[Data entries]
-=-=-=-=-
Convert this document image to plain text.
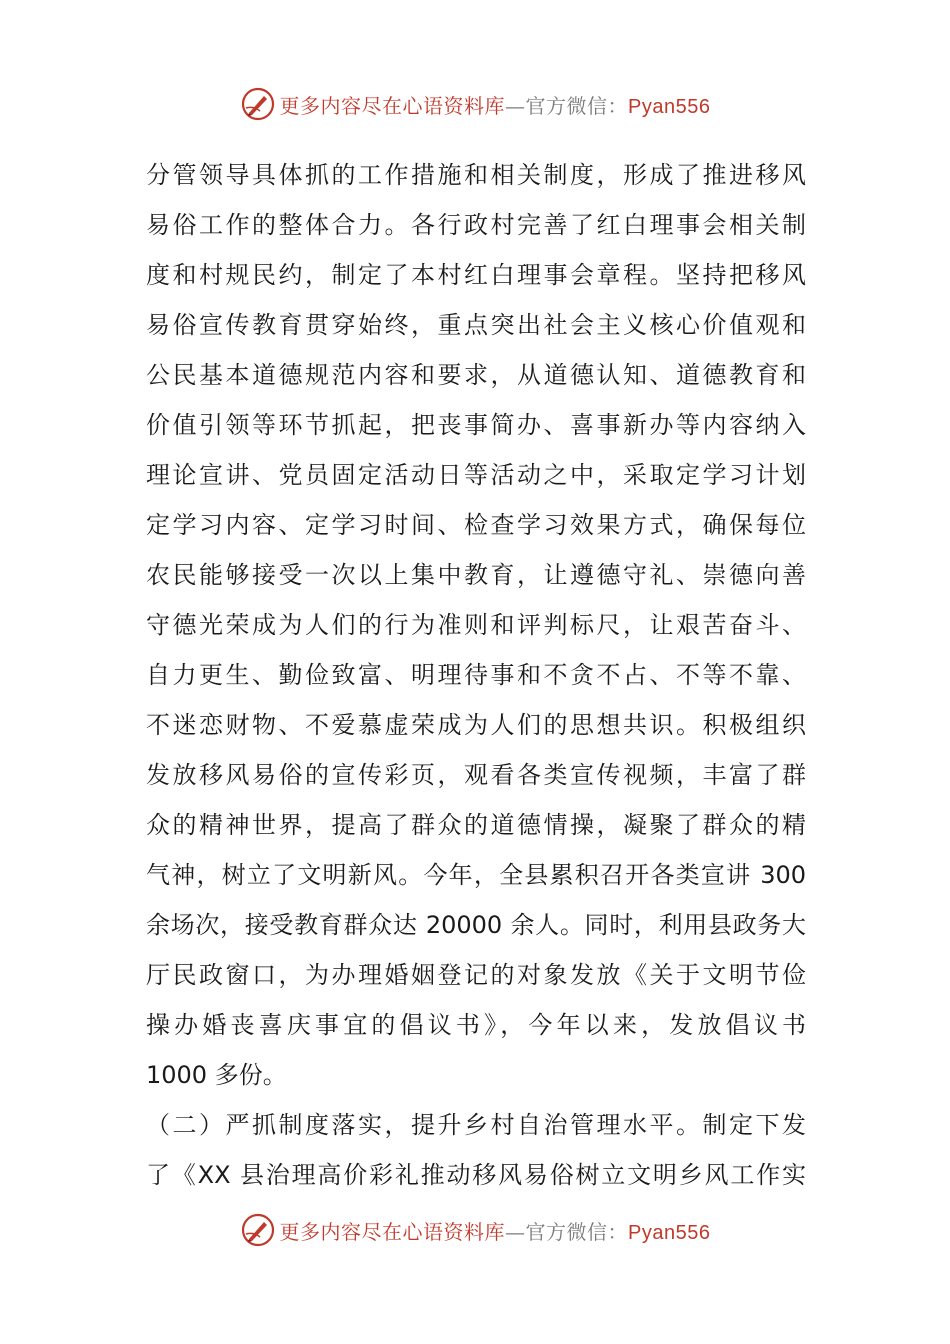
更多内容尽在心语资料库—官方微信：Pyan556
分管领导具体抓的工作措施和相关制度，形成了推进移风
易俗工作的整体合力。各行政村完善了红白理事会相关制
度和村规民约，制定了本村红白理事会章程。坚持把移风
易俗宣传教育贯穿始终，重点突出社会主义核心价值观和
公民基本道德规范内容和要求，从道德认知、道德教育和
价值引领等环节抓起，把丧事简办、喜事新办等内容纳入
理论宣讲、党员固定活动日等活动之中，采取定学习计划
定学习内容、定学习时间、检查学习效果方式，确保每位
农民能够接受一次以上集中教育，让遵德守礼、崇德向善
守德光荣成为人们的行为准则和评判标尺，让艰苦奋斗、
自力更生、勤俭致富、明理待事和不贪不占、不等不靠、
不迷恋财物、不爱慕虚荣成为人们的思想共识。积极组织
发放移风易俗的宣传彩页，观看各类宣传视频，丰富了群
众的精神世界，提高了群众的道德情操，凝聚了群众的精
气神，树立了文明新风。今年，全县累积召开各类宣讲 300
余场次，接受教育群众达 20000 余人。同时，利用县政务大
厅民政窗口，为办理婚姻登记的对象发放《关于文明节俭
操办婚丧喜庆事宜的倡议书》，今年以来，发放倡议书
1000 多份。
（二）严抓制度落实，提升乡村自治管理水平。制定下发
了《XX 县治理高价彩礼推动移风易俗树立文明乡风工作实
更多内容尽在心语资料库—官方微信：Pyan556
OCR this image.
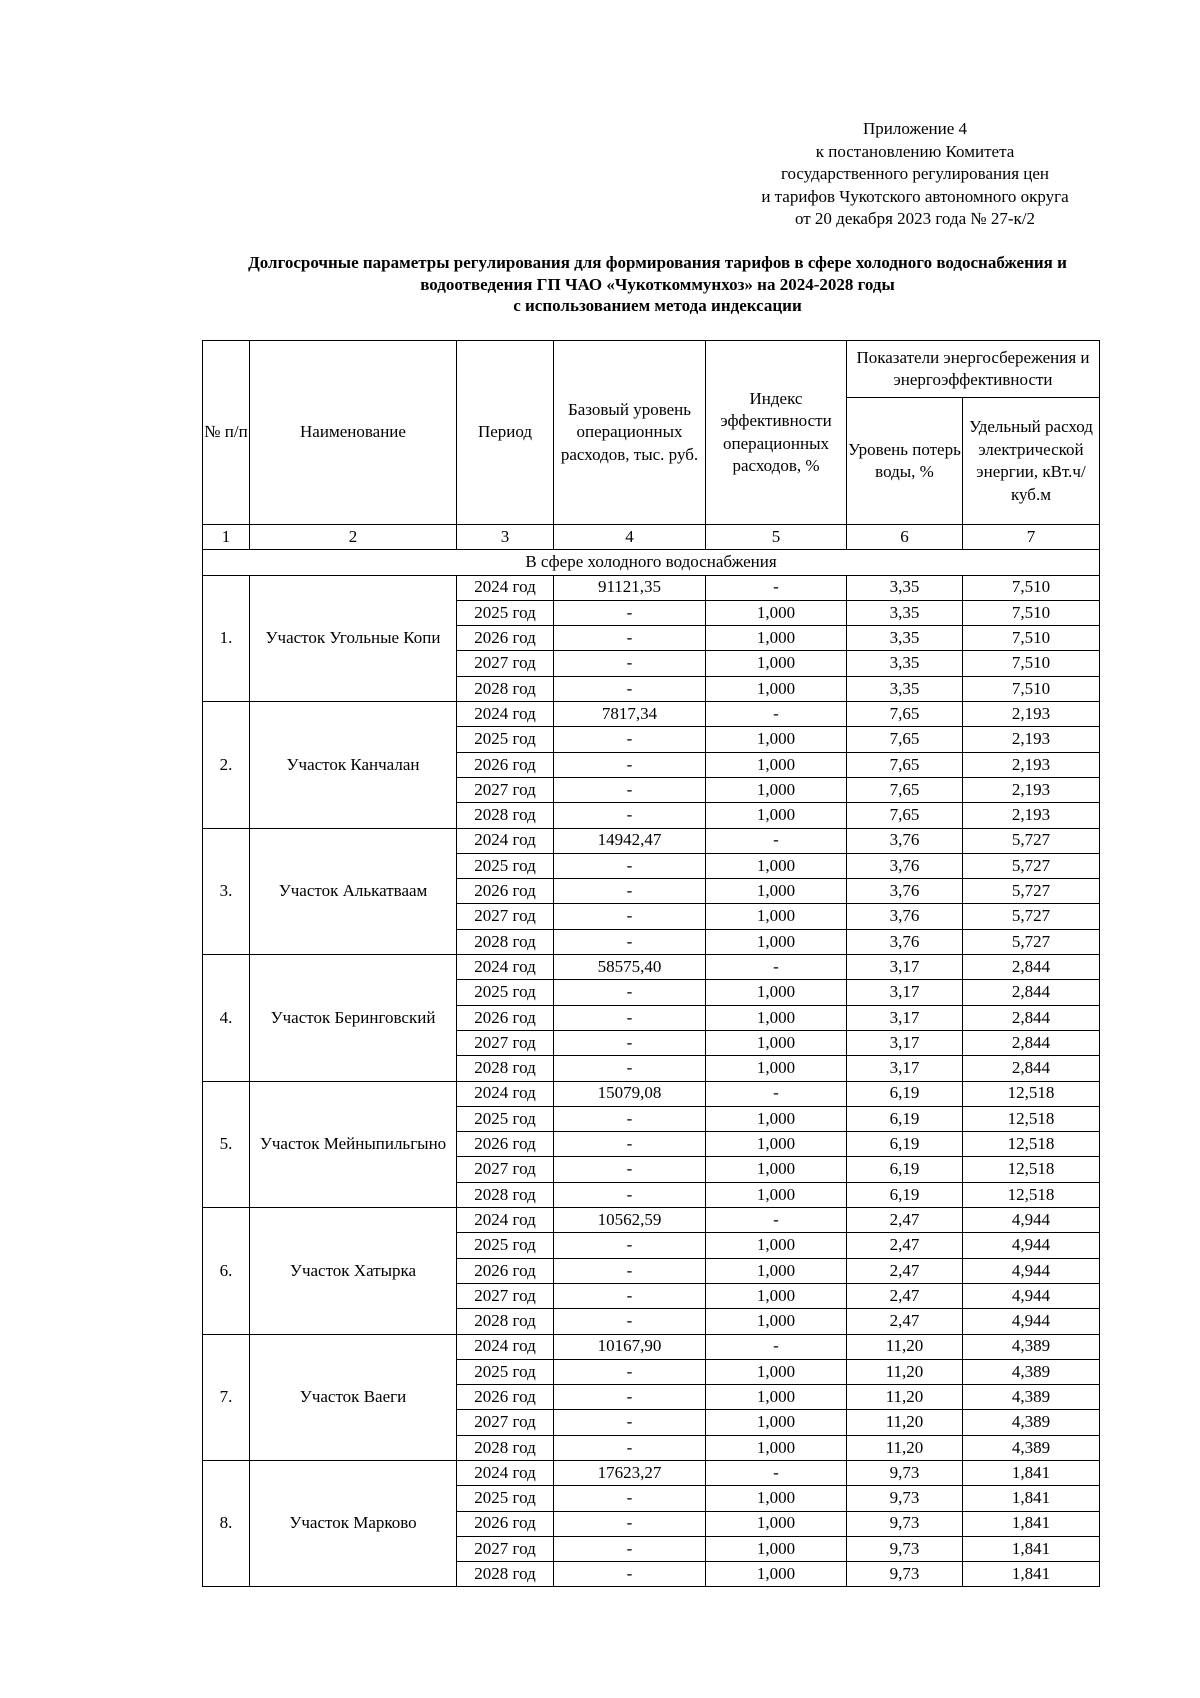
Приложение 4
к постановлению Комитета
государственного регулирования цен
и тарифов Чукотского автономного округа
от 20 декабря 2023 года № 27-к/2
Долгосрочные параметры регулирования для формирования тарифов в сфере холодного водоснабжения и
водоотведения ГП ЧАО «Чукоткоммунхоз» на 2024-2028 годы
с использованием метода индексации
№ п/п	Наименование	Период	Базовый уровень операционных расходов, тыс. руб.	Индекс эффективности операционных расходов, %	Показатели энергосбережения и энергоэффективности	
					Уровень потерь воды, %	Удельный расход электрической энергии, кВт.ч/куб.м
1	2	3	4	5	6	7
В сфере холодного водоснабжения						
1.	Участок Угольные Копи	2024 год	91121,35	-	3,35	7,510
		2025 год	-	1,000	3,35	7,510
		2026 год	-	1,000	3,35	7,510
		2027 год	-	1,000	3,35	7,510
		2028 год	-	1,000	3,35	7,510
2.	Участок Канчалан	2024 год	7817,34	-	7,65	2,193
		2025 год	-	1,000	7,65	2,193
		2026 год	-	1,000	7,65	2,193
		2027 год	-	1,000	7,65	2,193
		2028 год	-	1,000	7,65	2,193
3.	Участок Алькатваам	2024 год	14942,47	-	3,76	5,727
		2025 год	-	1,000	3,76	5,727
		2026 год	-	1,000	3,76	5,727
		2027 год	-	1,000	3,76	5,727
		2028 год	-	1,000	3,76	5,727
4.	Участок Беринговский	2024 год	58575,40	-	3,17	2,844
		2025 год	-	1,000	3,17	2,844
		2026 год	-	1,000	3,17	2,844
		2027 год	-	1,000	3,17	2,844
		2028 год	-	1,000	3,17	2,844
5.	Участок Мейныпильгыно	2024 год	15079,08	-	6,19	12,518
		2025 год	-	1,000	6,19	12,518
		2026 год	-	1,000	6,19	12,518
		2027 год	-	1,000	6,19	12,518
		2028 год	-	1,000	6,19	12,518
6.	Участок Хатырка	2024 год	10562,59	-	2,47	4,944
		2025 год	-	1,000	2,47	4,944
		2026 год	-	1,000	2,47	4,944
		2027 год	-	1,000	2,47	4,944
		2028 год	-	1,000	2,47	4,944
7.	Участок Ваеги	2024 год	10167,90	-	11,20	4,389
		2025 год	-	1,000	11,20	4,389
		2026 год	-	1,000	11,20	4,389
		2027 год	-	1,000	11,20	4,389
		2028 год	-	1,000	11,20	4,389
8.	Участок Марково	2024 год	17623,27	-	9,73	1,841
		2025 год	-	1,000	9,73	1,841
		2026 год	-	1,000	9,73	1,841
		2027 год	-	1,000	9,73	1,841
		2028 год	-	1,000	9,73	1,841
-=-=-=-=-
### Exercise aim
Write out the material above once more, exactly as it reads, with no pictures.

### Response to the exercise
Convert this document image to plain text.
更多内容尽在心语资料库—官方微信：Pyan556
分管领导具体抓的工作措施和相关制度，形成了推进移风
易俗工作的整体合力。各行政村完善了红白理事会相关制
度和村规民约，制定了本村红白理事会章程。坚持把移风
易俗宣传教育贯穿始终，重点突出社会主义核心价值观和
公民基本道德规范内容和要求，从道德认知、道德教育和
价值引领等环节抓起，把丧事简办、喜事新办等内容纳入
理论宣讲、党员固定活动日等活动之中，采取定学习计划
定学习内容、定学习时间、检查学习效果方式，确保每位
农民能够接受一次以上集中教育，让遵德守礼、崇德向善
守德光荣成为人们的行为准则和评判标尺，让艰苦奋斗、
自力更生、勤俭致富、明理待事和不贪不占、不等不靠、
不迷恋财物、不爱慕虚荣成为人们的思想共识。积极组织
发放移风易俗的宣传彩页，观看各类宣传视频，丰富了群
众的精神世界，提高了群众的道德情操，凝聚了群众的精
气神，树立了文明新风。今年，全县累积召开各类宣讲 300
余场次，接受教育群众达 20000 余人。同时，利用县政务大
厅民政窗口，为办理婚姻登记的对象发放《关于文明节俭
操办婚丧喜庆事宜的倡议书》，今年以来，发放倡议书
1000 多份。
（二）严抓制度落实，提升乡村自治管理水平。制定下发
了《XX 县治理高价彩礼推动移风易俗树立文明乡风工作实
更多内容尽在心语资料库—官方微信：Pyan556
OCR this image.
Приложение 4
к постановлению Комитета
государственного регулирования цен
и тарифов Чукотского автономного округа
от 20 декабря 2023 года № 27-к/2
Долгосрочные параметры регулирования для формирования тарифов в сфере холодного водоснабжения и
водоотведения ГП ЧАО «Чукоткоммунхоз» на 2024-2028 годы
с использованием метода индексации
№ п/п	Наименование	Период	Базовый уровень операционных расходов, тыс. руб.	Индекс эффективности операционных расходов, %	Показатели энергосбережения и энергоэффективности	
					Уровень потерь воды, %	Удельный расход электрической энергии, кВт.ч/куб.м
1	2	3	4	5	6	7
В сфере холодного водоснабжения						
1.	Участок Угольные Копи	2024 год	91121,35	-	3,35	7,510
		2025 год	-	1,000	3,35	7,510
		2026 год	-	1,000	3,35	7,510
		2027 год	-	1,000	3,35	7,510
		2028 год	-	1,000	3,35	7,510
2.	Участок Канчалан	2024 год	7817,34	-	7,65	2,193
		2025 год	-	1,000	7,65	2,193
		2026 год	-	1,000	7,65	2,193
		2027 год	-	1,000	7,65	2,193
		2028 год	-	1,000	7,65	2,193
3.	Участок Алькатваам	2024 год	14942,47	-	3,76	5,727
		2025 год	-	1,000	3,76	5,727
		2026 год	-	1,000	3,76	5,727
		2027 год	-	1,000	3,76	5,727
		2028 год	-	1,000	3,76	5,727
4.	Участок Беринговский	2024 год	58575,40	-	3,17	2,844
		2025 год	-	1,000	3,17	2,844
		2026 год	-	1,000	3,17	2,844
		2027 год	-	1,000	3,17	2,844
		2028 год	-	1,000	3,17	2,844
5.	Участок Мейныпильгыно	2024 год	15079,08	-	6,19	12,518
		2025 год	-	1,000	6,19	12,518
		2026 год	-	1,000	6,19	12,518
		2027 год	-	1,000	6,19	12,518
		2028 год	-	1,000	6,19	12,518
6.	Участок Хатырка	2024 год	10562,59	-	2,47	4,944
		2025 год	-	1,000	2,47	4,944
		2026 год	-	1,000	2,47	4,944
		2027 год	-	1,000	2,47	4,944
		2028 год	-	1,000	2,47	4,944
7.	Участок Ваеги	2024 год	10167,90	-	11,20	4,389
		2025 год	-	1,000	11,20	4,389
		2026 год	-	1,000	11,20	4,389
		2027 год	-	1,000	11,20	4,389
		2028 год	-	1,000	11,20	4,389
8.	Участок Марково	2024 год	17623,27	-	9,73	1,841
		2025 год	-	1,000	9,73	1,841
		2026 год	-	1,000	9,73	1,841
		2027 год	-	1,000	9,73	1,841
		2028 год	-	1,000	9,73	1,841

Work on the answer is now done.